# Entries provided

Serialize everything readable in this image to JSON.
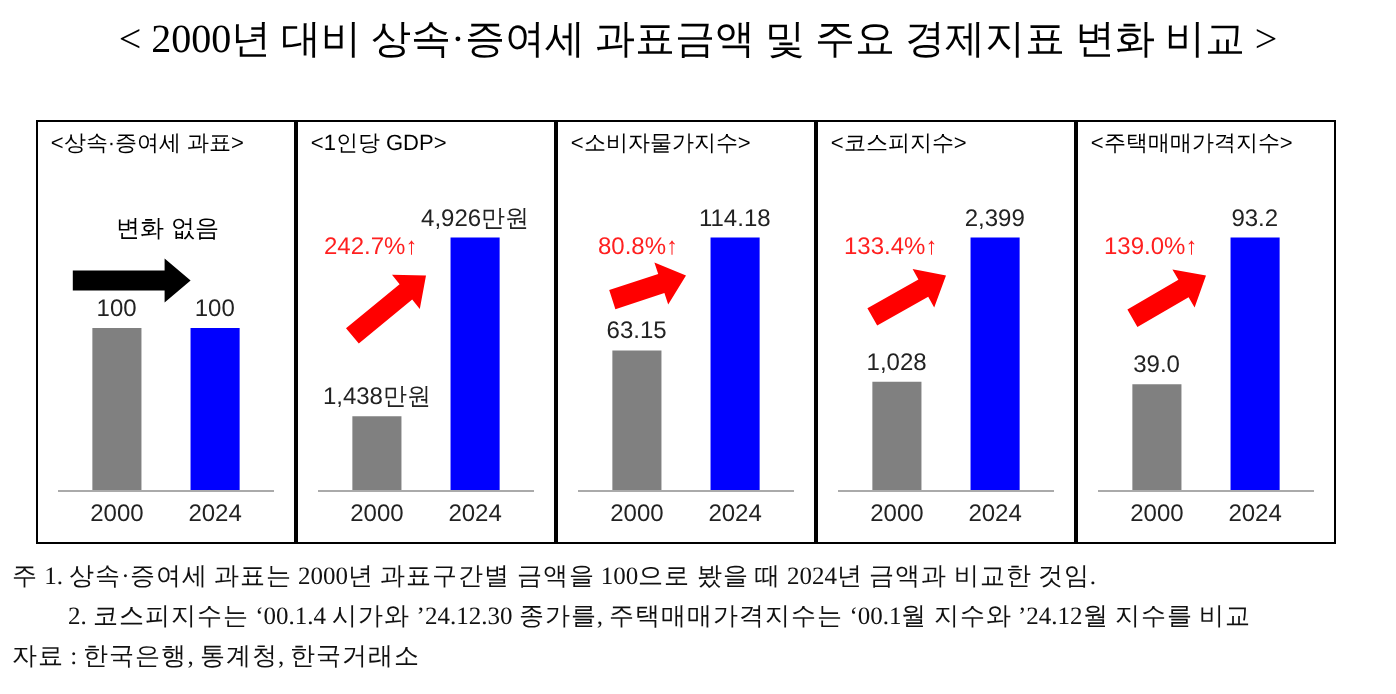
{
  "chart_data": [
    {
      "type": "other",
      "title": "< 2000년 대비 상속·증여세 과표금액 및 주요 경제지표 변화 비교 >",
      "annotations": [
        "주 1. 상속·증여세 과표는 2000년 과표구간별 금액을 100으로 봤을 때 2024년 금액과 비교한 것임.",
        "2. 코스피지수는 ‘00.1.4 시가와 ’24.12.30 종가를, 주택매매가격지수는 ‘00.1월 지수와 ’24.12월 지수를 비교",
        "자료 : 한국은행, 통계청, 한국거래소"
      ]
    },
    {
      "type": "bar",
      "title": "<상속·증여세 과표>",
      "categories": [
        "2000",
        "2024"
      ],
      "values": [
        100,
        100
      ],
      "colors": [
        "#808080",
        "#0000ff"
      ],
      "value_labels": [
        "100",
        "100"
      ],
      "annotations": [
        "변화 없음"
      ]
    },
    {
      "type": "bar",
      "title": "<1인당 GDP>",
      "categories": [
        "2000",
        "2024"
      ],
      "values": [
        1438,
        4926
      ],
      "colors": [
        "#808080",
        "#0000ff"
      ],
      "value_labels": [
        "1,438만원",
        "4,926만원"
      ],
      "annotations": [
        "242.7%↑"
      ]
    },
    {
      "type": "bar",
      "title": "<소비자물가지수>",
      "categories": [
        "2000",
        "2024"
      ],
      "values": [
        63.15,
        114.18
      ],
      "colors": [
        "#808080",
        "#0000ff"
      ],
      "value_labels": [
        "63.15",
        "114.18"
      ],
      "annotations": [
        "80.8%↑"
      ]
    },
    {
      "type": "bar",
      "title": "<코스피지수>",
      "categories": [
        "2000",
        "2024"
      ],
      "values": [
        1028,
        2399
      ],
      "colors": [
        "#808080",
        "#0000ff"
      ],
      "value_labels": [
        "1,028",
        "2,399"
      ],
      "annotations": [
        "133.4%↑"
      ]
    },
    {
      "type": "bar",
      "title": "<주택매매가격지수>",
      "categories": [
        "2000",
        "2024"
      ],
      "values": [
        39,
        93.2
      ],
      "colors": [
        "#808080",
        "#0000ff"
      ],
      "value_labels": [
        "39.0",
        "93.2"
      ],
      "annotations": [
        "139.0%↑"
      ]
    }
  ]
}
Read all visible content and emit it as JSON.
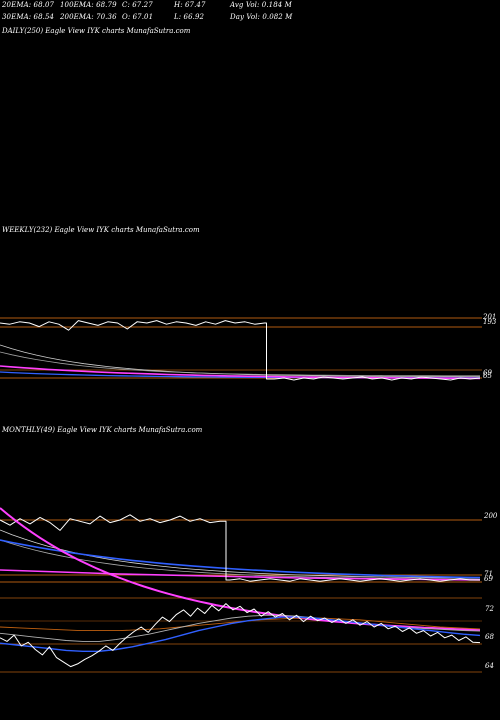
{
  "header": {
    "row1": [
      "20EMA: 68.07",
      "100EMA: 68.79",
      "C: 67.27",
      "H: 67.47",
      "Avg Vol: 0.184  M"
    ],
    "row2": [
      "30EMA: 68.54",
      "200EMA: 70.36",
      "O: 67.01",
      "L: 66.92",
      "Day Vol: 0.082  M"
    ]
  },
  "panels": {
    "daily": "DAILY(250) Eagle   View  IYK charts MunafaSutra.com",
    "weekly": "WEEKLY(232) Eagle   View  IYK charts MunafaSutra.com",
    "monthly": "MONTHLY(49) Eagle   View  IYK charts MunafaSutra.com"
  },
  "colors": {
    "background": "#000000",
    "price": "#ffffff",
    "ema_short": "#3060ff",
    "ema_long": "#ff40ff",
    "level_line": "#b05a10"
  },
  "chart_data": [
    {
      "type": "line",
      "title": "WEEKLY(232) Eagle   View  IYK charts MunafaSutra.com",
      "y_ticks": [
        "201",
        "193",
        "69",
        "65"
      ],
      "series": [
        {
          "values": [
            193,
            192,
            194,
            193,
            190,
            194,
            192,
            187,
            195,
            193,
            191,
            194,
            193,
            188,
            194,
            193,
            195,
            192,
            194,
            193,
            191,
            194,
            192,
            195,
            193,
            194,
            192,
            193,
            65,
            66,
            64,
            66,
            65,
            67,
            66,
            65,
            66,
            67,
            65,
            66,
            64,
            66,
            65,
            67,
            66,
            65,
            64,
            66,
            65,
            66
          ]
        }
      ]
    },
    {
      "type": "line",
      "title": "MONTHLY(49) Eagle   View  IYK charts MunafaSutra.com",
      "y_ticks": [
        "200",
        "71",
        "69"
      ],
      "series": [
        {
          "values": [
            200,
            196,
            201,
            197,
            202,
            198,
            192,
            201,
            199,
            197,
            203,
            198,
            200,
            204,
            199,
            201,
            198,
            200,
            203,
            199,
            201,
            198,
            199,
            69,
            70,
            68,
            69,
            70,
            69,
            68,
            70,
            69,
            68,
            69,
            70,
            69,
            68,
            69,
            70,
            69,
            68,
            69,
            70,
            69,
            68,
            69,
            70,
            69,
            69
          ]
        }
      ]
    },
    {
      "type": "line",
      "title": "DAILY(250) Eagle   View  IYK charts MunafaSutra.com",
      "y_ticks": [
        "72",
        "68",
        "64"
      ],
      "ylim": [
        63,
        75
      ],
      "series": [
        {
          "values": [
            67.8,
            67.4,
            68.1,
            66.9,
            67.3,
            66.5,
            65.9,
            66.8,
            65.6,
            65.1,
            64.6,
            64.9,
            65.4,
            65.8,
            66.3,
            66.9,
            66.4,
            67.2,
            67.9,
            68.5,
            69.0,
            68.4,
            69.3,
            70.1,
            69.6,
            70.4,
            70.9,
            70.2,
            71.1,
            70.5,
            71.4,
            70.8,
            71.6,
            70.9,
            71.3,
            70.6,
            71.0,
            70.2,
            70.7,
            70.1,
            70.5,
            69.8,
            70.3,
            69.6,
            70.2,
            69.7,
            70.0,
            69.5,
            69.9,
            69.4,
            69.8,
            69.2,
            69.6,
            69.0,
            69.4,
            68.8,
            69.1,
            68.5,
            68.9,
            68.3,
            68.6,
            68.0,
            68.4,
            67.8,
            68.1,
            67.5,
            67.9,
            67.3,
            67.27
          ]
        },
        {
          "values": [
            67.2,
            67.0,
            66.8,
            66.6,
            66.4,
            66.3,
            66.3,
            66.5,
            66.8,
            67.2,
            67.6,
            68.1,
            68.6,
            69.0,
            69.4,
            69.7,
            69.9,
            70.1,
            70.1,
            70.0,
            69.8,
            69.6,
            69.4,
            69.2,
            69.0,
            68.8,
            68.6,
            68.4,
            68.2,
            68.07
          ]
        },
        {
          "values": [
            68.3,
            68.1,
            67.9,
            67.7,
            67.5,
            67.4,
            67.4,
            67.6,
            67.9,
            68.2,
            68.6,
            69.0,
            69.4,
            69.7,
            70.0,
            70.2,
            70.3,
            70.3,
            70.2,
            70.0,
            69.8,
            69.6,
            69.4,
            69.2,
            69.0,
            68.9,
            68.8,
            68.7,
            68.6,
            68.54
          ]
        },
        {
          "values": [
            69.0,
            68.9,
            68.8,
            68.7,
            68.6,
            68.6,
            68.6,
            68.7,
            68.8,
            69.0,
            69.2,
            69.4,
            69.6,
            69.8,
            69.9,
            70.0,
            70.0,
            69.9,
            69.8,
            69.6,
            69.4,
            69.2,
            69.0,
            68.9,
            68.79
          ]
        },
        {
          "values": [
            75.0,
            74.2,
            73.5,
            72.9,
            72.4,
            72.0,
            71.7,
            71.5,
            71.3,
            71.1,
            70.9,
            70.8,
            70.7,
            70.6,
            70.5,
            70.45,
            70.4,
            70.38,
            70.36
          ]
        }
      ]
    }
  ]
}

# Exercise instructions
The listing above must be printed again exactly, minus its pictures.

# The completed task
Serialize everything readable in this image to JSON.
{
  "chart_data": [
    {
      "type": "other",
      "title": "< 2000년 대비 상속·증여세 과표금액 및 주요 경제지표 변화 비교 >",
      "annotations": [
        "주 1. 상속·증여세 과표는 2000년 과표구간별 금액을 100으로 봤을 때 2024년 금액과 비교한 것임.",
        "2. 코스피지수는 ‘00.1.4 시가와 ’24.12.30 종가를, 주택매매가격지수는 ‘00.1월 지수와 ’24.12월 지수를 비교",
        "자료 : 한국은행, 통계청, 한국거래소"
      ]
    },
    {
      "type": "bar",
      "title": "<상속·증여세 과표>",
      "categories": [
        "2000",
        "2024"
      ],
      "values": [
        100,
        100
      ],
      "colors": [
        "#808080",
        "#0000ff"
      ],
      "value_labels": [
        "100",
        "100"
      ],
      "annotations": [
        "변화 없음"
      ]
    },
    {
      "type": "bar",
      "title": "<1인당 GDP>",
      "categories": [
        "2000",
        "2024"
      ],
      "values": [
        1438,
        4926
      ],
      "colors": [
        "#808080",
        "#0000ff"
      ],
      "value_labels": [
        "1,438만원",
        "4,926만원"
      ],
      "annotations": [
        "242.7%↑"
      ]
    },
    {
      "type": "bar",
      "title": "<소비자물가지수>",
      "categories": [
        "2000",
        "2024"
      ],
      "values": [
        63.15,
        114.18
      ],
      "colors": [
        "#808080",
        "#0000ff"
      ],
      "value_labels": [
        "63.15",
        "114.18"
      ],
      "annotations": [
        "80.8%↑"
      ]
    },
    {
      "type": "bar",
      "title": "<코스피지수>",
      "categories": [
        "2000",
        "2024"
      ],
      "values": [
        1028,
        2399
      ],
      "colors": [
        "#808080",
        "#0000ff"
      ],
      "value_labels": [
        "1,028",
        "2,399"
      ],
      "annotations": [
        "133.4%↑"
      ]
    },
    {
      "type": "bar",
      "title": "<주택매매가격지수>",
      "categories": [
        "2000",
        "2024"
      ],
      "values": [
        39,
        93.2
      ],
      "colors": [
        "#808080",
        "#0000ff"
      ],
      "value_labels": [
        "39.0",
        "93.2"
      ],
      "annotations": [
        "139.0%↑"
      ]
    }
  ]
}
Read all visible content and emit it as JSON.
{
  "header": {
    "row1": [
      "20EMA: 68.07",
      "100EMA: 68.79",
      "C: 67.27",
      "H: 67.47",
      "Avg Vol: 0.184  M"
    ],
    "row2": [
      "30EMA: 68.54",
      "200EMA: 70.36",
      "O: 67.01",
      "L: 66.92",
      "Day Vol: 0.082  M"
    ]
  },
  "panels": {
    "daily": "DAILY(250) Eagle   View  IYK charts MunafaSutra.com",
    "weekly": "WEEKLY(232) Eagle   View  IYK charts MunafaSutra.com",
    "monthly": "MONTHLY(49) Eagle   View  IYK charts MunafaSutra.com"
  },
  "colors": {
    "background": "#000000",
    "price": "#ffffff",
    "ema_short": "#3060ff",
    "ema_long": "#ff40ff",
    "level_line": "#b05a10"
  },
  "chart_data": [
    {
      "type": "line",
      "title": "WEEKLY(232) Eagle   View  IYK charts MunafaSutra.com",
      "y_ticks": [
        "201",
        "193",
        "69",
        "65"
      ],
      "series": [
        {
          "values": [
            193,
            192,
            194,
            193,
            190,
            194,
            192,
            187,
            195,
            193,
            191,
            194,
            193,
            188,
            194,
            193,
            195,
            192,
            194,
            193,
            191,
            194,
            192,
            195,
            193,
            194,
            192,
            193,
            65,
            66,
            64,
            66,
            65,
            67,
            66,
            65,
            66,
            67,
            65,
            66,
            64,
            66,
            65,
            67,
            66,
            65,
            64,
            66,
            65,
            66
          ]
        }
      ]
    },
    {
      "type": "line",
      "title": "MONTHLY(49) Eagle   View  IYK charts MunafaSutra.com",
      "y_ticks": [
        "200",
        "71",
        "69"
      ],
      "series": [
        {
          "values": [
            200,
            196,
            201,
            197,
            202,
            198,
            192,
            201,
            199,
            197,
            203,
            198,
            200,
            204,
            199,
            201,
            198,
            200,
            203,
            199,
            201,
            198,
            199,
            69,
            70,
            68,
            69,
            70,
            69,
            68,
            70,
            69,
            68,
            69,
            70,
            69,
            68,
            69,
            70,
            69,
            68,
            69,
            70,
            69,
            68,
            69,
            70,
            69,
            69
          ]
        }
      ]
    },
    {
      "type": "line",
      "title": "DAILY(250) Eagle   View  IYK charts MunafaSutra.com",
      "y_ticks": [
        "72",
        "68",
        "64"
      ],
      "ylim": [
        63,
        75
      ],
      "series": [
        {
          "values": [
            67.8,
            67.4,
            68.1,
            66.9,
            67.3,
            66.5,
            65.9,
            66.8,
            65.6,
            65.1,
            64.6,
            64.9,
            65.4,
            65.8,
            66.3,
            66.9,
            66.4,
            67.2,
            67.9,
            68.5,
            69.0,
            68.4,
            69.3,
            70.1,
            69.6,
            70.4,
            70.9,
            70.2,
            71.1,
            70.5,
            71.4,
            70.8,
            71.6,
            70.9,
            71.3,
            70.6,
            71.0,
            70.2,
            70.7,
            70.1,
            70.5,
            69.8,
            70.3,
            69.6,
            70.2,
            69.7,
            70.0,
            69.5,
            69.9,
            69.4,
            69.8,
            69.2,
            69.6,
            69.0,
            69.4,
            68.8,
            69.1,
            68.5,
            68.9,
            68.3,
            68.6,
            68.0,
            68.4,
            67.8,
            68.1,
            67.5,
            67.9,
            67.3,
            67.27
          ]
        },
        {
          "values": [
            67.2,
            67.0,
            66.8,
            66.6,
            66.4,
            66.3,
            66.3,
            66.5,
            66.8,
            67.2,
            67.6,
            68.1,
            68.6,
            69.0,
            69.4,
            69.7,
            69.9,
            70.1,
            70.1,
            70.0,
            69.8,
            69.6,
            69.4,
            69.2,
            69.0,
            68.8,
            68.6,
            68.4,
            68.2,
            68.07
          ]
        },
        {
          "values": [
            68.3,
            68.1,
            67.9,
            67.7,
            67.5,
            67.4,
            67.4,
            67.6,
            67.9,
            68.2,
            68.6,
            69.0,
            69.4,
            69.7,
            70.0,
            70.2,
            70.3,
            70.3,
            70.2,
            70.0,
            69.8,
            69.6,
            69.4,
            69.2,
            69.0,
            68.9,
            68.8,
            68.7,
            68.6,
            68.54
          ]
        },
        {
          "values": [
            69.0,
            68.9,
            68.8,
            68.7,
            68.6,
            68.6,
            68.6,
            68.7,
            68.8,
            69.0,
            69.2,
            69.4,
            69.6,
            69.8,
            69.9,
            70.0,
            70.0,
            69.9,
            69.8,
            69.6,
            69.4,
            69.2,
            69.0,
            68.9,
            68.79
          ]
        },
        {
          "values": [
            75.0,
            74.2,
            73.5,
            72.9,
            72.4,
            72.0,
            71.7,
            71.5,
            71.3,
            71.1,
            70.9,
            70.8,
            70.7,
            70.6,
            70.5,
            70.45,
            70.4,
            70.38,
            70.36
          ]
        }
      ]
    }
  ]
}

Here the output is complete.